OBJECTIVE ->
Retype all of the data exactly as given.

======== DATA PROVIDED

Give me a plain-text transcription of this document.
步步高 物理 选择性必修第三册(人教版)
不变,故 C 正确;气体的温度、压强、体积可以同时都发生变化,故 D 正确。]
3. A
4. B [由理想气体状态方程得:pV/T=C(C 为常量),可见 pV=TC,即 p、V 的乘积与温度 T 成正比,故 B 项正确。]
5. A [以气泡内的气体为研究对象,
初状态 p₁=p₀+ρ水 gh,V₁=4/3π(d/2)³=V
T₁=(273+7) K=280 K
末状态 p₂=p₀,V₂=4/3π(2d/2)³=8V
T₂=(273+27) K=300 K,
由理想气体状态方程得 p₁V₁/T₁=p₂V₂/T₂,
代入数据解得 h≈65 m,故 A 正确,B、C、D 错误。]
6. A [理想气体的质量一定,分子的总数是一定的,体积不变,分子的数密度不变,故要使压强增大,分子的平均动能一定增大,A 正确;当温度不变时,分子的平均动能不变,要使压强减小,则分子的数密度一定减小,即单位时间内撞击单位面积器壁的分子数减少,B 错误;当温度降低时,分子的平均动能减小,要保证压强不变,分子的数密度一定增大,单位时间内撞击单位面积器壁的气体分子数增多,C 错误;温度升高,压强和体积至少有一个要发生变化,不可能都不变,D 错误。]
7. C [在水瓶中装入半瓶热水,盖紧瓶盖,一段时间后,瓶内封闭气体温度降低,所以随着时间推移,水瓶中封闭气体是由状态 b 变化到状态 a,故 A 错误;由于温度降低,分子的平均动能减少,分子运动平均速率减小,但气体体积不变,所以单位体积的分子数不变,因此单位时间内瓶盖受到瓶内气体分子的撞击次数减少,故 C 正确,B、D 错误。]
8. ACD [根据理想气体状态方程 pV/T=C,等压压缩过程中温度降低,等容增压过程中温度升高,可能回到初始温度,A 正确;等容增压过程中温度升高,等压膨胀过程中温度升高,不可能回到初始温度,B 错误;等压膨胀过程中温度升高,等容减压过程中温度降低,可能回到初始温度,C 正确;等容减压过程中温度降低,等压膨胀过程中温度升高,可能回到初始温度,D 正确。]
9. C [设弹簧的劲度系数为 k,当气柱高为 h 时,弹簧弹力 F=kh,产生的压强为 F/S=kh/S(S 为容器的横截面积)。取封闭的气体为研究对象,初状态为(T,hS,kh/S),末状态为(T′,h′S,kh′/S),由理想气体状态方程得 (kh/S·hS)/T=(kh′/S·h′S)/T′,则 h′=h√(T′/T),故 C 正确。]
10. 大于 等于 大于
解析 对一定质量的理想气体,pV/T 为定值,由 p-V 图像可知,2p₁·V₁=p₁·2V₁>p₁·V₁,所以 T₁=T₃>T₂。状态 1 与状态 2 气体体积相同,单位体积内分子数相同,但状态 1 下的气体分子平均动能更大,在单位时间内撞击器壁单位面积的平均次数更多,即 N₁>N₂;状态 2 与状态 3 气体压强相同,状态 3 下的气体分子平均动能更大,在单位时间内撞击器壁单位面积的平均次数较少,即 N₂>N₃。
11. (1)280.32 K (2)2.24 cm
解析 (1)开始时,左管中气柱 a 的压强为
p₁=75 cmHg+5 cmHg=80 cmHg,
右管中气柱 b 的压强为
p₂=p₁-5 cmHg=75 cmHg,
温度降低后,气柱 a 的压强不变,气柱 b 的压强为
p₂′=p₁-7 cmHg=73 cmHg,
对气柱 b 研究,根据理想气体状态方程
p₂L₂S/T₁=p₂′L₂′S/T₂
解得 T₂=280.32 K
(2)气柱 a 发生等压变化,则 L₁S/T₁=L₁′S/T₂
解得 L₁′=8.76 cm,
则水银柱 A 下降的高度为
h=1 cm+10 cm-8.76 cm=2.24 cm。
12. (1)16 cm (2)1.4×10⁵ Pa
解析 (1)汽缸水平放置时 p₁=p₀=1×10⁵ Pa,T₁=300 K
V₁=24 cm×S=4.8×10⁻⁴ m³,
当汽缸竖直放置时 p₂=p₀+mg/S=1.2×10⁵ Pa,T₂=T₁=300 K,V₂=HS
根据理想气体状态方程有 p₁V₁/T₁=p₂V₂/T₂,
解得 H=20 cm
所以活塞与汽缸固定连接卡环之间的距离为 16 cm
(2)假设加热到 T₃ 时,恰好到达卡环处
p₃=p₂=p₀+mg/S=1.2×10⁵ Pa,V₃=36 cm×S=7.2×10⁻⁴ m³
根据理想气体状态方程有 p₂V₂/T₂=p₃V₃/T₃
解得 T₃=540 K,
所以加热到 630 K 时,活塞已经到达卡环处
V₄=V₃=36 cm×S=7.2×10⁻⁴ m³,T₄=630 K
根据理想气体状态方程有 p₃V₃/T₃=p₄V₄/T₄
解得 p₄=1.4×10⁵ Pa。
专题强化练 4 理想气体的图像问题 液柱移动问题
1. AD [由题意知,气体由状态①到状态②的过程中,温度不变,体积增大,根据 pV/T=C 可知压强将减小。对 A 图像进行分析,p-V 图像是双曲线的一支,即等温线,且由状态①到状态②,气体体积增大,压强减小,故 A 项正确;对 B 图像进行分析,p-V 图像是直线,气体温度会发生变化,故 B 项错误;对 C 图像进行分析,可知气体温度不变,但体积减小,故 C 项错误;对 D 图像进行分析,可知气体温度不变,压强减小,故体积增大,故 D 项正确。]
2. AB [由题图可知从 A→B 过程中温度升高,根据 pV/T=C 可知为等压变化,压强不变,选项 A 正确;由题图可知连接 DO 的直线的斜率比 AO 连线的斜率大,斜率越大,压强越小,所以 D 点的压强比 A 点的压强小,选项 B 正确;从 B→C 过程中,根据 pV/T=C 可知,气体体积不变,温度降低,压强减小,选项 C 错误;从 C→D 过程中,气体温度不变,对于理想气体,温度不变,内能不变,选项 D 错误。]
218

================

THE REPLY ->
Give me a plain-text transcription of this document.
步步高 物理 选择性必修第三册(人教版)
不变,故 C 正确;气体的温度、压强、体积可以同时都发生变化,故 D 正确。]
3. A
4. B [由理想气体状态方程得:pV/T=C(C 为常量),可见 pV=TC,即 p、V 的乘积与温度 T 成正比,故 B 项正确。]
5. A [以气泡内的气体为研究对象,
初状态 p₁=p₀+ρ水 gh,V₁=4/3π(d/2)³=V
T₁=(273+7) K=280 K
末状态 p₂=p₀,V₂=4/3π(2d/2)³=8V
T₂=(273+27) K=300 K,
由理想气体状态方程得 p₁V₁/T₁=p₂V₂/T₂,
代入数据解得 h≈65 m,故 A 正确,B、C、D 错误。]
6. A [理想气体的质量一定,分子的总数是一定的,体积不变,分子的数密度不变,故要使压强增大,分子的平均动能一定增大,A 正确;当温度不变时,分子的平均动能不变,要使压强减小,则分子的数密度一定减小,即单位时间内撞击单位面积器壁的分子数减少,B 错误;当温度降低时,分子的平均动能减小,要保证压强不变,分子的数密度一定增大,单位时间内撞击单位面积器壁的气体分子数增多,C 错误;温度升高,压强和体积至少有一个要发生变化,不可能都不变,D 错误。]
7. C [在水瓶中装入半瓶热水,盖紧瓶盖,一段时间后,瓶内封闭气体温度降低,所以随着时间推移,水瓶中封闭气体是由状态 b 变化到状态 a,故 A 错误;由于温度降低,分子的平均动能减少,分子运动平均速率减小,但气体体积不变,所以单位体积的分子数不变,因此单位时间内瓶盖受到瓶内气体分子的撞击次数减少,故 C 正确,B、D 错误。]
8. ACD [根据理想气体状态方程 pV/T=C,等压压缩过程中温度降低,等容增压过程中温度升高,可能回到初始温度,A 正确;等容增压过程中温度升高,等压膨胀过程中温度升高,不可能回到初始温度,B 错误;等压膨胀过程中温度升高,等容减压过程中温度降低,可能回到初始温度,C 正确;等容减压过程中温度降低,等压膨胀过程中温度升高,可能回到初始温度,D 正确。]
9. C [设弹簧的劲度系数为 k,当气柱高为 h 时,弹簧弹力 F=kh,产生的压强为 F/S=kh/S(S 为容器的横截面积)。取封闭的气体为研究对象,初状态为(T,hS,kh/S),末状态为(T′,h′S,kh′/S),由理想气体状态方程得 (kh/S·hS)/T=(kh′/S·h′S)/T′,则 h′=h√(T′/T),故 C 正确。]
10. 大于 等于 大于
解析 对一定质量的理想气体,pV/T 为定值,由 p-V 图像可知,2p₁·V₁=p₁·2V₁>p₁·V₁,所以 T₁=T₃>T₂。状态 1 与状态 2 气体体积相同,单位体积内分子数相同,但状态 1 下的气体分子平均动能更大,在单位时间内撞击器壁单位面积的平均次数更多,即 N₁>N₂;状态 2 与状态 3 气体压强相同,状态 3 下的气体分子平均动能更大,在单位时间内撞击器壁单位面积的平均次数较少,即 N₂>N₃。
11. (1)280.32 K (2)2.24 cm
解析 (1)开始时,左管中气柱 a 的压强为
p₁=75 cmHg+5 cmHg=80 cmHg,
右管中气柱 b 的压强为
p₂=p₁-5 cmHg=75 cmHg,
温度降低后,气柱 a 的压强不变,气柱 b 的压强为
p₂′=p₁-7 cmHg=73 cmHg,
对气柱 b 研究,根据理想气体状态方程
p₂L₂S/T₁=p₂′L₂′S/T₂
解得 T₂=280.32 K
(2)气柱 a 发生等压变化,则 L₁S/T₁=L₁′S/T₂
解得 L₁′=8.76 cm,
则水银柱 A 下降的高度为
h=1 cm+10 cm-8.76 cm=2.24 cm。
12. (1)16 cm (2)1.4×10⁵ Pa
解析 (1)汽缸水平放置时 p₁=p₀=1×10⁵ Pa,T₁=300 K
V₁=24 cm×S=4.8×10⁻⁴ m³,
当汽缸竖直放置时 p₂=p₀+mg/S=1.2×10⁵ Pa,T₂=T₁=300 K,V₂=HS
根据理想气体状态方程有 p₁V₁/T₁=p₂V₂/T₂,
解得 H=20 cm
所以活塞与汽缸固定连接卡环之间的距离为 16 cm
(2)假设加热到 T₃ 时,恰好到达卡环处
p₃=p₂=p₀+mg/S=1.2×10⁵ Pa,V₃=36 cm×S=7.2×10⁻⁴ m³
根据理想气体状态方程有 p₂V₂/T₂=p₃V₃/T₃
解得 T₃=540 K,
所以加热到 630 K 时,活塞已经到达卡环处
V₄=V₃=36 cm×S=7.2×10⁻⁴ m³,T₄=630 K
根据理想气体状态方程有 p₃V₃/T₃=p₄V₄/T₄
解得 p₄=1.4×10⁵ Pa。
专题强化练 4 理想气体的图像问题 液柱移动问题
1. AD [由题意知,气体由状态①到状态②的过程中,温度不变,体积增大,根据 pV/T=C 可知压强将减小。对 A 图像进行分析,p-V 图像是双曲线的一支,即等温线,且由状态①到状态②,气体体积增大,压强减小,故 A 项正确;对 B 图像进行分析,p-V 图像是直线,气体温度会发生变化,故 B 项错误;对 C 图像进行分析,可知气体温度不变,但体积减小,故 C 项错误;对 D 图像进行分析,可知气体温度不变,压强减小,故体积增大,故 D 项正确。]
2. AB [由题图可知从 A→B 过程中温度升高,根据 pV/T=C 可知为等压变化,压强不变,选项 A 正确;由题图可知连接 DO 的直线的斜率比 AO 连线的斜率大,斜率越大,压强越小,所以 D 点的压强比 A 点的压强小,选项 B 正确;从 B→C 过程中,根据 pV/T=C 可知,气体体积不变,温度降低,压强减小,选项 C 错误;从 C→D 过程中,气体温度不变,对于理想气体,温度不变,内能不变,选项 D 错误。]
218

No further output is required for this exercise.